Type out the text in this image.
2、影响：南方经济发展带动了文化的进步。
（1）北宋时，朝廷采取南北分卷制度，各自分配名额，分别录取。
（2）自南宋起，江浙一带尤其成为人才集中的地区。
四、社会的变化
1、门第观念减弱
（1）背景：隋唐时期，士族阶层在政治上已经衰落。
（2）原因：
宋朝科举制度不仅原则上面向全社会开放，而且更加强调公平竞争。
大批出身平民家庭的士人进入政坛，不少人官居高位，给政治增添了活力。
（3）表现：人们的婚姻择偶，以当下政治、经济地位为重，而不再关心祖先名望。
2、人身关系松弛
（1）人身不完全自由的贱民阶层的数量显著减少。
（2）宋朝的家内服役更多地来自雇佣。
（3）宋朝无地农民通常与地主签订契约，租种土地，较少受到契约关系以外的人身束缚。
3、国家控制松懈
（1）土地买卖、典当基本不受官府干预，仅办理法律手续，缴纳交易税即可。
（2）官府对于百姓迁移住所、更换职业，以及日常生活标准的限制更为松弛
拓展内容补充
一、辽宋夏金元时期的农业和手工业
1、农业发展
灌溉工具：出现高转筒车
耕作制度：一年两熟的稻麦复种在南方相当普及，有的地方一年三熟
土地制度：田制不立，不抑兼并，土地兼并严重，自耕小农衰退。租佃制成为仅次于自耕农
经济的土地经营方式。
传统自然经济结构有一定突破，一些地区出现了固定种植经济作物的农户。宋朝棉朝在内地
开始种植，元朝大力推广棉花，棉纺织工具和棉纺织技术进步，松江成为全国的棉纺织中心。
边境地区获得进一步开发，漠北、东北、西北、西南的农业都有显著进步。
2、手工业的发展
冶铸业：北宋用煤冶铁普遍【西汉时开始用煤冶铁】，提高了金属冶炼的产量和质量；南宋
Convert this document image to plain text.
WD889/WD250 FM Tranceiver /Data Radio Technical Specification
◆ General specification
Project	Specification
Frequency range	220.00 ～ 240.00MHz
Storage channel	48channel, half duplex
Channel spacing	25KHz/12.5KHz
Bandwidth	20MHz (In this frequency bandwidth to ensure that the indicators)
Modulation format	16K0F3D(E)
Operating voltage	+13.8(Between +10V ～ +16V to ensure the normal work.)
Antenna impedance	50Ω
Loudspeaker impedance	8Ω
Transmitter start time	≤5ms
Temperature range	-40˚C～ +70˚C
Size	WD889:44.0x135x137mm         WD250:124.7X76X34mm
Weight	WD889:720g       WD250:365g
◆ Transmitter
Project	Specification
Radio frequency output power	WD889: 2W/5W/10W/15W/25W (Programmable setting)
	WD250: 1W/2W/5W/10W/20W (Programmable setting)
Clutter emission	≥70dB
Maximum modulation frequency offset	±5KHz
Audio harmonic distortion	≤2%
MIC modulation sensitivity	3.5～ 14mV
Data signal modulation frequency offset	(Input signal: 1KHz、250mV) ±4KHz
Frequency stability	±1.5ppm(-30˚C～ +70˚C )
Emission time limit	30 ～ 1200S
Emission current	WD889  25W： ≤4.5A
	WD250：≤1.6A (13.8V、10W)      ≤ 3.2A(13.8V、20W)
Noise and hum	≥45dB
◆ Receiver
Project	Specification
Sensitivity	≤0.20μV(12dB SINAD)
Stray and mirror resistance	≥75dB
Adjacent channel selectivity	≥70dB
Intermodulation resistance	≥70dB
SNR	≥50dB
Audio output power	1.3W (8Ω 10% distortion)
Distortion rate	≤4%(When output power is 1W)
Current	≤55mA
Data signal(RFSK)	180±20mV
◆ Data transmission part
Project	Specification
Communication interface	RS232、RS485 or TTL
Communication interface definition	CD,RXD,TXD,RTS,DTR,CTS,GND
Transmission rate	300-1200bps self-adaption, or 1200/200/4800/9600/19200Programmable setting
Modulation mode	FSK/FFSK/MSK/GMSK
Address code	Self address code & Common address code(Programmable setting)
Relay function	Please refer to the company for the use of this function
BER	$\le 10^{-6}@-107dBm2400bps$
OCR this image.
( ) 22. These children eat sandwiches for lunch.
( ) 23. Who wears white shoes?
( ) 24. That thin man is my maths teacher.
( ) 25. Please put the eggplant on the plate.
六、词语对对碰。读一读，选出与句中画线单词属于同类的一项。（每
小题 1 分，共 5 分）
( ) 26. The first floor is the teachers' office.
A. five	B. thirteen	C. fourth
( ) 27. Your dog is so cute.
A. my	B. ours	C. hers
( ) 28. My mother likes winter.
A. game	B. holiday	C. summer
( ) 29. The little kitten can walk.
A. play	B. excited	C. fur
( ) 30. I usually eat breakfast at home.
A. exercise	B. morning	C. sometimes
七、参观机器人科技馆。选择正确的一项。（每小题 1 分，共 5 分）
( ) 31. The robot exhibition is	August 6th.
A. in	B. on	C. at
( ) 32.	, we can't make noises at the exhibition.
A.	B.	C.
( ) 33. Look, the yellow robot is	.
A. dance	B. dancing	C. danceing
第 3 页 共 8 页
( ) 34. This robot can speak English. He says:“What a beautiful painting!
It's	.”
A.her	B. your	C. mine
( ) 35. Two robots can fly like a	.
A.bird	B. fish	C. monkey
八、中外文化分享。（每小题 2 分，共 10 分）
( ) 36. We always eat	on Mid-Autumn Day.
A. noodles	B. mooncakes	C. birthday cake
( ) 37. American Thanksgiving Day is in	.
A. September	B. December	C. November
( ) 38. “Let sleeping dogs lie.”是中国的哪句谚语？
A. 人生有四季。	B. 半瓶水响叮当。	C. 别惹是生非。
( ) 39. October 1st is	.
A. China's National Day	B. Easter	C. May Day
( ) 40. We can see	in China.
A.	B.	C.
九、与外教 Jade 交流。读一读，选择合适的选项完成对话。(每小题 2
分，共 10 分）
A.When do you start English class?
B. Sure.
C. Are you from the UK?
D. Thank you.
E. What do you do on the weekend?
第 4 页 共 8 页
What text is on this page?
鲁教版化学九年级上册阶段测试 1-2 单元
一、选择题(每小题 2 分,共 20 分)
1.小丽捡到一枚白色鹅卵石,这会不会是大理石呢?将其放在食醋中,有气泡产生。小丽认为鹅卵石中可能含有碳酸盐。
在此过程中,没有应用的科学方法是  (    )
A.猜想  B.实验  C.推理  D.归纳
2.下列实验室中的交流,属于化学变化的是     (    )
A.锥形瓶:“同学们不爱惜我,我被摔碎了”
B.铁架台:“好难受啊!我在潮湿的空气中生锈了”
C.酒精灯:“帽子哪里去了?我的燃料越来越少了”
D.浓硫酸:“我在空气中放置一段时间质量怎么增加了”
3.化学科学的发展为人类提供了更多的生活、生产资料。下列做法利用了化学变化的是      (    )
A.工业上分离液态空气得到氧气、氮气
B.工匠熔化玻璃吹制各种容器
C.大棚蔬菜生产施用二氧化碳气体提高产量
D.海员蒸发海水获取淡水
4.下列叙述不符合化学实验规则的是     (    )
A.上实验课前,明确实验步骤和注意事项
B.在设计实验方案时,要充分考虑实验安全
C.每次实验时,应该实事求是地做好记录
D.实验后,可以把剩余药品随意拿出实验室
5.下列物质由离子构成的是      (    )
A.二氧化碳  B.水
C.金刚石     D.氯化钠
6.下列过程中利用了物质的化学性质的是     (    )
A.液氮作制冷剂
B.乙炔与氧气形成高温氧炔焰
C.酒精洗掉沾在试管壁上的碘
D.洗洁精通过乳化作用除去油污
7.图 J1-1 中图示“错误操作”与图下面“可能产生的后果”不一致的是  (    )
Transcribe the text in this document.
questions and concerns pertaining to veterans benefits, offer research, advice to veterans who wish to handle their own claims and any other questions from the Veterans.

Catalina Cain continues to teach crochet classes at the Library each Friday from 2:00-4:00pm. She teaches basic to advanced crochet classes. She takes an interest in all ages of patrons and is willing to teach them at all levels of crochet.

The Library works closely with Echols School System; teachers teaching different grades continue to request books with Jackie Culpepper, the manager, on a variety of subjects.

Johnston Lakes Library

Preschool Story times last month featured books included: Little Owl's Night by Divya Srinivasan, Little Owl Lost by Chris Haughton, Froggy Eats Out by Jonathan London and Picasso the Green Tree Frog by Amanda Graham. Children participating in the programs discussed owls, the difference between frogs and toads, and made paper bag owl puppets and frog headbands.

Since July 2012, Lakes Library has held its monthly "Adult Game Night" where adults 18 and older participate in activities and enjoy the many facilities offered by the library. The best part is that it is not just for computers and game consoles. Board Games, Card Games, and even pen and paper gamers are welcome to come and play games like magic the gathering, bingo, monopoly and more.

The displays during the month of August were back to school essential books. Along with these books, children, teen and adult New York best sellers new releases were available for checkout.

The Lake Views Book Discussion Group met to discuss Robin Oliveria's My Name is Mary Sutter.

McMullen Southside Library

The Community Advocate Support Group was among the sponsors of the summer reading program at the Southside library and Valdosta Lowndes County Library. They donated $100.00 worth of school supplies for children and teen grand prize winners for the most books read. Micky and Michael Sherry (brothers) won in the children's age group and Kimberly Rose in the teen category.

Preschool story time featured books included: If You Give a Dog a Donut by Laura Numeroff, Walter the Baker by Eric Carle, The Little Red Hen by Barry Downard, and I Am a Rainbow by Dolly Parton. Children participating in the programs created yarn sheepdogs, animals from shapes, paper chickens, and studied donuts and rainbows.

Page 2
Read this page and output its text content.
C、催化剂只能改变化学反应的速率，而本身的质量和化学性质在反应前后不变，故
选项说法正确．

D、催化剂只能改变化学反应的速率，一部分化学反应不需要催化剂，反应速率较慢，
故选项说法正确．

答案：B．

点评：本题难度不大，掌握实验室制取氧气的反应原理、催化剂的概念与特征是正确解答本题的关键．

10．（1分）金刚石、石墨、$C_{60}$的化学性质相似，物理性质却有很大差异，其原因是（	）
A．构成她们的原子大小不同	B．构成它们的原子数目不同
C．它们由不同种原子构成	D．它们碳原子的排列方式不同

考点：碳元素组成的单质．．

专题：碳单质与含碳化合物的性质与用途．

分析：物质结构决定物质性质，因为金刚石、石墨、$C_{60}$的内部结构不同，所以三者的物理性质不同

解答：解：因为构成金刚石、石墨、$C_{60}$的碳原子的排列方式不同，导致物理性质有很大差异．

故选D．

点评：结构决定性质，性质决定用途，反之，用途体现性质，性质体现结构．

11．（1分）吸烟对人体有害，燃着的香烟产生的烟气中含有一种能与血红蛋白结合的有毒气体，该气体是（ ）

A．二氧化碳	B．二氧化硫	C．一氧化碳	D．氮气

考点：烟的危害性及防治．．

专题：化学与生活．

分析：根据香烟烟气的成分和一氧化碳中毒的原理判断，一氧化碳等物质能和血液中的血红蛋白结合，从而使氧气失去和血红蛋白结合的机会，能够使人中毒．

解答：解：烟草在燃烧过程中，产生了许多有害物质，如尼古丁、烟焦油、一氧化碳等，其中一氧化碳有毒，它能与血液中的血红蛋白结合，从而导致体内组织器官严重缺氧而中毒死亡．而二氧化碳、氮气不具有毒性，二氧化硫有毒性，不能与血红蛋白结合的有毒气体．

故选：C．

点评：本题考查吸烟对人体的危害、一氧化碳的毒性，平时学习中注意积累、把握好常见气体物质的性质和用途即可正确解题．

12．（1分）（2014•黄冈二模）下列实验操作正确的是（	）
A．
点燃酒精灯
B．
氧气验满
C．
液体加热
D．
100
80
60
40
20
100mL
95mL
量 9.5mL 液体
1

============

- [What this task involves] Copy out every line holding the string "range".

- [Answer]
Frequency range	220.00 ～ 240.00MHz
Temperature range	-40˚C～ +70˚C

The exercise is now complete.